● Task requirements:
Records follow. Pull out every line that contains "JSON".
## begin Rows
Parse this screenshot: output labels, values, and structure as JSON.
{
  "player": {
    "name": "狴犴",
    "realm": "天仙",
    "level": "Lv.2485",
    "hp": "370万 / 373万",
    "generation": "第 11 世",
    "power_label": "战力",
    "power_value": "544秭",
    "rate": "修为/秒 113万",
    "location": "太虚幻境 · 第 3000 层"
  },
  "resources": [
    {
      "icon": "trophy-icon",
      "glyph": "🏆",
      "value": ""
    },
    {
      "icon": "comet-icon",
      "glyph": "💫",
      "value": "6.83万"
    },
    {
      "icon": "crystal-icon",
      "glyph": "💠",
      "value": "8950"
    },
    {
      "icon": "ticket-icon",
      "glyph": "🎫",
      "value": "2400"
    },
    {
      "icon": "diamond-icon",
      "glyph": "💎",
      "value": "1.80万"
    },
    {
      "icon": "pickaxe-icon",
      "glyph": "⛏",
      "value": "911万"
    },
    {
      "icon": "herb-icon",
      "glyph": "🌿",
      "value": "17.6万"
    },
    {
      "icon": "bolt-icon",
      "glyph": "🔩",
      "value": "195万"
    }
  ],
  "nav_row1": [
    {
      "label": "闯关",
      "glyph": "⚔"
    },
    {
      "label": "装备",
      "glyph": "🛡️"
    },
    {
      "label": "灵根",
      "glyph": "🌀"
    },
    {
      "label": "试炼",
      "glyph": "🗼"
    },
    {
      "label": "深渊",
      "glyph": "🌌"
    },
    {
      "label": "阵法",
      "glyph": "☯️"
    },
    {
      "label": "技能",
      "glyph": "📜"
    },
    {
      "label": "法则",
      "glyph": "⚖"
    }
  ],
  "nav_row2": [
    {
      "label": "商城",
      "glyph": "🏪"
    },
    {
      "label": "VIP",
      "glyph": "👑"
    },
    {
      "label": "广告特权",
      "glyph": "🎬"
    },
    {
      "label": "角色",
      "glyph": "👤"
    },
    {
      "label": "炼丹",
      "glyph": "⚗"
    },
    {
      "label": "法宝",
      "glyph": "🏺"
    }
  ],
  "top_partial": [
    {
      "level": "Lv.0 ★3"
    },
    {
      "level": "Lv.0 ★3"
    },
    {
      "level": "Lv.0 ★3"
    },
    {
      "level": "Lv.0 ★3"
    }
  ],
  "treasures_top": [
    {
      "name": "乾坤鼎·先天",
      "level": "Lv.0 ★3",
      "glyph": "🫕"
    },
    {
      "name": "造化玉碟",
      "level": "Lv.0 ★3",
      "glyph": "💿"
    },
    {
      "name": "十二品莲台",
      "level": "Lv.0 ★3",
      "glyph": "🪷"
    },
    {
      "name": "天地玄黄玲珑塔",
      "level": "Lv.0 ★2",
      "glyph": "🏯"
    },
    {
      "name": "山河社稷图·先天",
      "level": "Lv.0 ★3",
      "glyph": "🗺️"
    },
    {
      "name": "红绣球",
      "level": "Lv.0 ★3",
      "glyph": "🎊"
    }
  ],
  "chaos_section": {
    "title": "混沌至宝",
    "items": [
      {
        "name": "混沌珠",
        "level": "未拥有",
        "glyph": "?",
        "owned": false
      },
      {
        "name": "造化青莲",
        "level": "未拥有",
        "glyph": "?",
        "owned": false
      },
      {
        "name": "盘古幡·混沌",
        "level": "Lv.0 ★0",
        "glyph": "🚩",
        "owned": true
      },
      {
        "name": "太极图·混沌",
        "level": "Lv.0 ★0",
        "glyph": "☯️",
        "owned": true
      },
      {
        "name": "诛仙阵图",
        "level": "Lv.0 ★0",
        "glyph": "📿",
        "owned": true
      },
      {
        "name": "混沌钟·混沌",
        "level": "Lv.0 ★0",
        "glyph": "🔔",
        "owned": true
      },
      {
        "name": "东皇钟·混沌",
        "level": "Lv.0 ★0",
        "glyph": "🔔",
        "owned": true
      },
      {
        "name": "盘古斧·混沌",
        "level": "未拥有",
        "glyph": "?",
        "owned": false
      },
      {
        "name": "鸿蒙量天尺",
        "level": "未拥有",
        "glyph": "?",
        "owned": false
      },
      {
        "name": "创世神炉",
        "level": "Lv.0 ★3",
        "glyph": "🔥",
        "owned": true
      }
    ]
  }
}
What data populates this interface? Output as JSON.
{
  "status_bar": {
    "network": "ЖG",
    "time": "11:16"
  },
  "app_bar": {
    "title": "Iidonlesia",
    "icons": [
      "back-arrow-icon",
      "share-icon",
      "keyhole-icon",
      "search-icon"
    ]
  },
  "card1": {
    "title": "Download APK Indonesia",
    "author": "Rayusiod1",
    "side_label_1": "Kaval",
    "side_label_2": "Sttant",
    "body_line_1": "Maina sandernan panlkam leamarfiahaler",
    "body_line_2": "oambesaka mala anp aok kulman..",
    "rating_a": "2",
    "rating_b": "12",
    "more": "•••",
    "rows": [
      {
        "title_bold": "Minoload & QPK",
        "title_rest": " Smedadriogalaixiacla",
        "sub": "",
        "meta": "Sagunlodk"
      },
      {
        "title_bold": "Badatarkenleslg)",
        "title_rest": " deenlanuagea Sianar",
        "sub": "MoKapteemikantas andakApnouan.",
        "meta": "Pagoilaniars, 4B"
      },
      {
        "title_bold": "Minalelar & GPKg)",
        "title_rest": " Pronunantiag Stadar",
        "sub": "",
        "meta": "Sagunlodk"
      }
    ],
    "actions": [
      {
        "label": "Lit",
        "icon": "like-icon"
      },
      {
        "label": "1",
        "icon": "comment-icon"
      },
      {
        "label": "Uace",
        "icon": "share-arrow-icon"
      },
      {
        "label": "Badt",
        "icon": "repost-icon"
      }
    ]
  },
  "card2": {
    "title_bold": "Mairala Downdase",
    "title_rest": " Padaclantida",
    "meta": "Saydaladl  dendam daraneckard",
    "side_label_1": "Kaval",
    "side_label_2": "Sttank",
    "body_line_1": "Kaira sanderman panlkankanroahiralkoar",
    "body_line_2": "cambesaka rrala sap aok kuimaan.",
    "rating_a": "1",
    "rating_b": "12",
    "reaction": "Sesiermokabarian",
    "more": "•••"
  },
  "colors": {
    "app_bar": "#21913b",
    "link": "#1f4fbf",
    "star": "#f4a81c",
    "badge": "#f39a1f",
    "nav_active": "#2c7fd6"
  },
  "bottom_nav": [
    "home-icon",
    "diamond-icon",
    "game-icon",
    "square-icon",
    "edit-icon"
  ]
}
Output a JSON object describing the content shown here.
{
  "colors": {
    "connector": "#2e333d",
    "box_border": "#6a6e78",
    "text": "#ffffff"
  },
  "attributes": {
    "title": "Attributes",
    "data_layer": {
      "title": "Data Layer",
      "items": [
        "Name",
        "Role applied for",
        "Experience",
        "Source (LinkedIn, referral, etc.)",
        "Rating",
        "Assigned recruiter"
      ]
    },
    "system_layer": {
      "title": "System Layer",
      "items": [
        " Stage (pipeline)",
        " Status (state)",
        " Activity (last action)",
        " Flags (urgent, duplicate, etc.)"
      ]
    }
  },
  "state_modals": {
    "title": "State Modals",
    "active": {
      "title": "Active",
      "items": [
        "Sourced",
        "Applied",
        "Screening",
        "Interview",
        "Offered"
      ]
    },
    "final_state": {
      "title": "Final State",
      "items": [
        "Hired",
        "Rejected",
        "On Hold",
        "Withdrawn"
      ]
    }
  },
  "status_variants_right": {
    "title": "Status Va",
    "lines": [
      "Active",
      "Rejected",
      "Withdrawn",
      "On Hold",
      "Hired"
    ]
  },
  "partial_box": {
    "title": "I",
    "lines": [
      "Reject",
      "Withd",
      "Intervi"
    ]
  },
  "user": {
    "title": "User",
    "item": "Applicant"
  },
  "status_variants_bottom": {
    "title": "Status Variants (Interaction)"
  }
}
## end Rows
● The solution:
Parse this screenshot: output labels, values, and structure as JSON.
What data populates this interface? Output as JSON.
Output a JSON object describing the content shown here.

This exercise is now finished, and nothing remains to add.